Source data:
• • •

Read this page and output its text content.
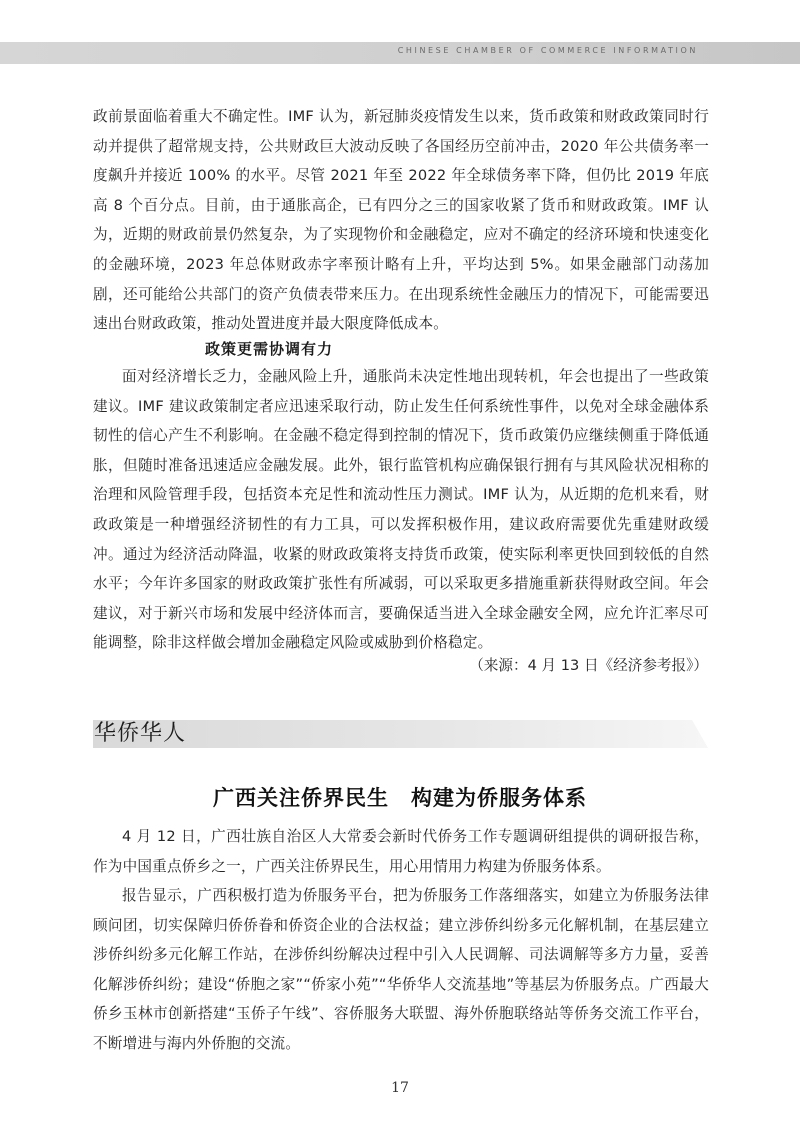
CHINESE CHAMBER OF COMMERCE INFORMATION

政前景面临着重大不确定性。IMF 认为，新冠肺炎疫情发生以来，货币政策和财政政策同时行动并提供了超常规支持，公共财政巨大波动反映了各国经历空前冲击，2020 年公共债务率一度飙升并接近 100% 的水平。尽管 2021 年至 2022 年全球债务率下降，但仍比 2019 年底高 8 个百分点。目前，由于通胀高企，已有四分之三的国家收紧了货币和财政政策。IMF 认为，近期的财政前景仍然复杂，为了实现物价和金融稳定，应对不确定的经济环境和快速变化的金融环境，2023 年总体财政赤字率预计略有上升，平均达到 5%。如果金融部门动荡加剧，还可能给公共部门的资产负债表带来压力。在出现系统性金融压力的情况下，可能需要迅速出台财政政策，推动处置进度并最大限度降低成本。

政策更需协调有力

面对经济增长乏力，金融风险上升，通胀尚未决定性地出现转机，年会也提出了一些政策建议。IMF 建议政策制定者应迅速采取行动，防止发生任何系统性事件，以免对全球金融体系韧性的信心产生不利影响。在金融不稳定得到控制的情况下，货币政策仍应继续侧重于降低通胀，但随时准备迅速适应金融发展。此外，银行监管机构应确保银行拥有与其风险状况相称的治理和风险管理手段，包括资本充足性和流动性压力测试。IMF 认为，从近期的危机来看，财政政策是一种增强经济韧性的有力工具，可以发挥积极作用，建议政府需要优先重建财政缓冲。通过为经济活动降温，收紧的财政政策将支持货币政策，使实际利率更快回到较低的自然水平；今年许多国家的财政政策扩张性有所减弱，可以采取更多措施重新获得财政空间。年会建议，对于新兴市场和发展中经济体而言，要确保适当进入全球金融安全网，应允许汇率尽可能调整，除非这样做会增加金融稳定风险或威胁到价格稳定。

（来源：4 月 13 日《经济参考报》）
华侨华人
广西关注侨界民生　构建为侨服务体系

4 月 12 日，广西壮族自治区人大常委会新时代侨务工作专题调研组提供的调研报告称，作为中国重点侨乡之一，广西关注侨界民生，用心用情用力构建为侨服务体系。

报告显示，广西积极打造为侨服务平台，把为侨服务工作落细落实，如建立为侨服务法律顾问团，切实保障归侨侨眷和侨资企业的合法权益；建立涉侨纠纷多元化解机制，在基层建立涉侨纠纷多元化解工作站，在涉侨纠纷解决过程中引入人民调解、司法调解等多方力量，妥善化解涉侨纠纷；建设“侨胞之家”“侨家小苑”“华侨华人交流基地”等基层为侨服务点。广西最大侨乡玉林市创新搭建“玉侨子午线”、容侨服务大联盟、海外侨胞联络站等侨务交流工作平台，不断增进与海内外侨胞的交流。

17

• • •

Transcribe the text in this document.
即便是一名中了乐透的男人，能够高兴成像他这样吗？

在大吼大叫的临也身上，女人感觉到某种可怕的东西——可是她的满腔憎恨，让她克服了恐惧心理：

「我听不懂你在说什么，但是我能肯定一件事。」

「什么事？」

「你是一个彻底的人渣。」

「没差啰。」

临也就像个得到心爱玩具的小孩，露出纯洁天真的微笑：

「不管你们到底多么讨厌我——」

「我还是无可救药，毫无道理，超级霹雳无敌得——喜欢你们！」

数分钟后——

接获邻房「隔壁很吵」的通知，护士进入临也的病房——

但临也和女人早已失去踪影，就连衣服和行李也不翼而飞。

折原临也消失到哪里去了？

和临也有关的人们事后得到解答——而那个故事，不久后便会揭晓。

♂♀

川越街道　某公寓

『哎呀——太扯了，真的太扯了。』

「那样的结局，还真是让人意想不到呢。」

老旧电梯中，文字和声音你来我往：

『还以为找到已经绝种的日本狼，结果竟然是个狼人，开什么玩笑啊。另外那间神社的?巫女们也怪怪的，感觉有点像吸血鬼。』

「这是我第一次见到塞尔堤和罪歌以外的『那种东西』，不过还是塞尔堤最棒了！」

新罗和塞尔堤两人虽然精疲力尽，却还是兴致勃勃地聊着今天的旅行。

• • •

Go through the material above and copy each line that has the word "广西关注侨界民生".

广西关注侨界民生　构建为侨服务体系
4 月 12 日，广西壮族自治区人大常委会新时代侨务工作专题调研组提供的调研报告称，作为中国重点侨乡之一，广西关注侨界民生，用心用情用力构建为侨服务体系。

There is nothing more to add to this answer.